Prompt: Write the listing out again, all of it, word for word.

## Begin

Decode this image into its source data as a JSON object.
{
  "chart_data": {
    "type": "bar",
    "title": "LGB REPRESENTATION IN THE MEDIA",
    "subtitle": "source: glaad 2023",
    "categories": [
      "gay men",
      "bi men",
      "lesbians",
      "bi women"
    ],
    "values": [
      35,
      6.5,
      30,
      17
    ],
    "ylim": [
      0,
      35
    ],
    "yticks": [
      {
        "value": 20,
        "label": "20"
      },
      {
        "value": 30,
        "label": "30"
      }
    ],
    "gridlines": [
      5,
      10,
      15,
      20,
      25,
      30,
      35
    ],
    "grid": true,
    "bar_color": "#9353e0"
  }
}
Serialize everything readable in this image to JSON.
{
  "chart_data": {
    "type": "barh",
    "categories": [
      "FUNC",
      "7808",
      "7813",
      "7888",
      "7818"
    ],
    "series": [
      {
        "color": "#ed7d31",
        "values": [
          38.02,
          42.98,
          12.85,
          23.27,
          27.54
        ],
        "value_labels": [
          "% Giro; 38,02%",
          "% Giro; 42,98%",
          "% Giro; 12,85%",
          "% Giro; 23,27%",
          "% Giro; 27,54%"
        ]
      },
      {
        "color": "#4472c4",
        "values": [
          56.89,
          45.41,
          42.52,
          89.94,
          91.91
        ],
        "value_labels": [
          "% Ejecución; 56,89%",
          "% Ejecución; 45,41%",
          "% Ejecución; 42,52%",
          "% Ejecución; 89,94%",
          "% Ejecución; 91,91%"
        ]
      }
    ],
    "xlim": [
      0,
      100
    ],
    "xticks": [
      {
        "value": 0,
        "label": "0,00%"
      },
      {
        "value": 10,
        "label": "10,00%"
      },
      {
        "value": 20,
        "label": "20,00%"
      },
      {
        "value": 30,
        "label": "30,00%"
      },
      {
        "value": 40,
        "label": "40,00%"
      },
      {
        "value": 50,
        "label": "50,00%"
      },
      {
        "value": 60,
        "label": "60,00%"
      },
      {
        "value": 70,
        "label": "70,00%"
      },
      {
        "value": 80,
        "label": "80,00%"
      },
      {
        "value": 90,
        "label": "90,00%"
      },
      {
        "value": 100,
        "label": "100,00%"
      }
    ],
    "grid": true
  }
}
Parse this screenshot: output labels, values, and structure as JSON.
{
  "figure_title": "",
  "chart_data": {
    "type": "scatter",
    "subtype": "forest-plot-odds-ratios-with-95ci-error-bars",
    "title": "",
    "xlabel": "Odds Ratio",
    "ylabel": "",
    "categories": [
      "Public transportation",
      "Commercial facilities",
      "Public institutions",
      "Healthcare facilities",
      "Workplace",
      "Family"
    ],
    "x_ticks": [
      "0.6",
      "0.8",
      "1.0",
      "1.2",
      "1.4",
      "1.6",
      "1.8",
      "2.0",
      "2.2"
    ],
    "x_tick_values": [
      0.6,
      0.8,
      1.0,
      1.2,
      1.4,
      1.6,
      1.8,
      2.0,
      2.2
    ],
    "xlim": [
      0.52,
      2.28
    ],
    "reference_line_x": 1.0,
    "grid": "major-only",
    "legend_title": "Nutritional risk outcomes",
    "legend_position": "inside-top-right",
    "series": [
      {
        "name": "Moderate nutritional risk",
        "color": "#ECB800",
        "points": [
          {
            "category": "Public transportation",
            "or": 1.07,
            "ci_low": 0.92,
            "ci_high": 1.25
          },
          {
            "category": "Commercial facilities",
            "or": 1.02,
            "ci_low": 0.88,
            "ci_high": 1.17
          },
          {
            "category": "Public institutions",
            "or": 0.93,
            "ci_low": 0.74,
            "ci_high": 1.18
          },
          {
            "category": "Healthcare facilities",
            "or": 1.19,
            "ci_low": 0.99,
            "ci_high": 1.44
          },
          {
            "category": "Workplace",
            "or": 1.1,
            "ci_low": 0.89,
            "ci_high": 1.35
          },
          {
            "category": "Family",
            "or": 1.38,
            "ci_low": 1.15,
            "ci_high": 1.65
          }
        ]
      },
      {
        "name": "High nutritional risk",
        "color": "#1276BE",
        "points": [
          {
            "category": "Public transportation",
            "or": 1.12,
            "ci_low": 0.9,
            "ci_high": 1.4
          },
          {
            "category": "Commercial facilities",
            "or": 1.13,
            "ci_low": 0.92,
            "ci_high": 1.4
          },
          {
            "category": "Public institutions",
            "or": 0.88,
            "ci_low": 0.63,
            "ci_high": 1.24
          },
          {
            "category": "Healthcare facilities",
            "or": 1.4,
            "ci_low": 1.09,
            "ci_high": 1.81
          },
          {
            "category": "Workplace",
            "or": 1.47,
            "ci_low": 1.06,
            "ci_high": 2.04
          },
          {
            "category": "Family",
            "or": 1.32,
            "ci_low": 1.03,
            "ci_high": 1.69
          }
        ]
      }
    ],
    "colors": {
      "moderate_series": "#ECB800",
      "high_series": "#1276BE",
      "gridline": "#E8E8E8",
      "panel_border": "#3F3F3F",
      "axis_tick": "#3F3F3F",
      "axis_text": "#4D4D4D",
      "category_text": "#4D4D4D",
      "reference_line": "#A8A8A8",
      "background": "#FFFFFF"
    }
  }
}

## End

Exercise response:
Decode this image into its source data as a JSON object.
{
  "chart_data": {
    "type": "bar",
    "title": "LGB REPRESENTATION IN THE MEDIA",
    "subtitle": "source: glaad 2023",
    "categories": [
      "gay men",
      "bi men",
      "lesbians",
      "bi women"
    ],
    "values": [
      35,
      6.5,
      30,
      17
    ],
    "ylim": [
      0,
      35
    ],
    "yticks": [
      {
        "value": 20,
        "label": "20"
      },
      {
        "value": 30,
        "label": "30"
      }
    ],
    "gridlines": [
      5,
      10,
      15,
      20,
      25,
      30,
      35
    ],
    "grid": true,
    "bar_color": "#9353e0"
  }
}
Serialize everything readable in this image to JSON.
{
  "chart_data": {
    "type": "barh",
    "categories": [
      "FUNC",
      "7808",
      "7813",
      "7888",
      "7818"
    ],
    "series": [
      {
        "color": "#ed7d31",
        "values": [
          38.02,
          42.98,
          12.85,
          23.27,
          27.54
        ],
        "value_labels": [
          "% Giro; 38,02%",
          "% Giro; 42,98%",
          "% Giro; 12,85%",
          "% Giro; 23,27%",
          "% Giro; 27,54%"
        ]
      },
      {
        "color": "#4472c4",
        "values": [
          56.89,
          45.41,
          42.52,
          89.94,
          91.91
        ],
        "value_labels": [
          "% Ejecución; 56,89%",
          "% Ejecución; 45,41%",
          "% Ejecución; 42,52%",
          "% Ejecución; 89,94%",
          "% Ejecución; 91,91%"
        ]
      }
    ],
    "xlim": [
      0,
      100
    ],
    "xticks": [
      {
        "value": 0,
        "label": "0,00%"
      },
      {
        "value": 10,
        "label": "10,00%"
      },
      {
        "value": 20,
        "label": "20,00%"
      },
      {
        "value": 30,
        "label": "30,00%"
      },
      {
        "value": 40,
        "label": "40,00%"
      },
      {
        "value": 50,
        "label": "50,00%"
      },
      {
        "value": 60,
        "label": "60,00%"
      },
      {
        "value": 70,
        "label": "70,00%"
      },
      {
        "value": 80,
        "label": "80,00%"
      },
      {
        "value": 90,
        "label": "90,00%"
      },
      {
        "value": 100,
        "label": "100,00%"
      }
    ],
    "grid": true
  }
}
Parse this screenshot: output labels, values, and structure as JSON.
{
  "figure_title": "",
  "chart_data": {
    "type": "scatter",
    "subtype": "forest-plot-odds-ratios-with-95ci-error-bars",
    "title": "",
    "xlabel": "Odds Ratio",
    "ylabel": "",
    "categories": [
      "Public transportation",
      "Commercial facilities",
      "Public institutions",
      "Healthcare facilities",
      "Workplace",
      "Family"
    ],
    "x_ticks": [
      "0.6",
      "0.8",
      "1.0",
      "1.2",
      "1.4",
      "1.6",
      "1.8",
      "2.0",
      "2.2"
    ],
    "x_tick_values": [
      0.6,
      0.8,
      1.0,
      1.2,
      1.4,
      1.6,
      1.8,
      2.0,
      2.2
    ],
    "xlim": [
      0.52,
      2.28
    ],
    "reference_line_x": 1.0,
    "grid": "major-only",
    "legend_title": "Nutritional risk outcomes",
    "legend_position": "inside-top-right",
    "series": [
      {
        "name": "Moderate nutritional risk",
        "color": "#ECB800",
        "points": [
          {
            "category": "Public transportation",
            "or": 1.07,
            "ci_low": 0.92,
            "ci_high": 1.25
          },
          {
            "category": "Commercial facilities",
            "or": 1.02,
            "ci_low": 0.88,
            "ci_high": 1.17
          },
          {
            "category": "Public institutions",
            "or": 0.93,
            "ci_low": 0.74,
            "ci_high": 1.18
          },
          {
            "category": "Healthcare facilities",
            "or": 1.19,
            "ci_low": 0.99,
            "ci_high": 1.44
          },
          {
            "category": "Workplace",
            "or": 1.1,
            "ci_low": 0.89,
            "ci_high": 1.35
          },
          {
            "category": "Family",
            "or": 1.38,
            "ci_low": 1.15,
            "ci_high": 1.65
          }
        ]
      },
      {
        "name": "High nutritional risk",
        "color": "#1276BE",
        "points": [
          {
            "category": "Public transportation",
            "or": 1.12,
            "ci_low": 0.9,
            "ci_high": 1.4
          },
          {
            "category": "Commercial facilities",
            "or": 1.13,
            "ci_low": 0.92,
            "ci_high": 1.4
          },
          {
            "category": "Public institutions",
            "or": 0.88,
            "ci_low": 0.63,
            "ci_high": 1.24
          },
          {
            "category": "Healthcare facilities",
            "or": 1.4,
            "ci_low": 1.09,
            "ci_high": 1.81
          },
          {
            "category": "Workplace",
            "or": 1.47,
            "ci_low": 1.06,
            "ci_high": 2.04
          },
          {
            "category": "Family",
            "or": 1.32,
            "ci_low": 1.03,
            "ci_high": 1.69
          }
        ]
      }
    ],
    "colors": {
      "moderate_series": "#ECB800",
      "high_series": "#1276BE",
      "gridline": "#E8E8E8",
      "panel_border": "#3F3F3F",
      "axis_tick": "#3F3F3F",
      "axis_text": "#4D4D4D",
      "category_text": "#4D4D4D",
      "reference_line": "#A8A8A8",
      "background": "#FFFFFF"
    }
  }
}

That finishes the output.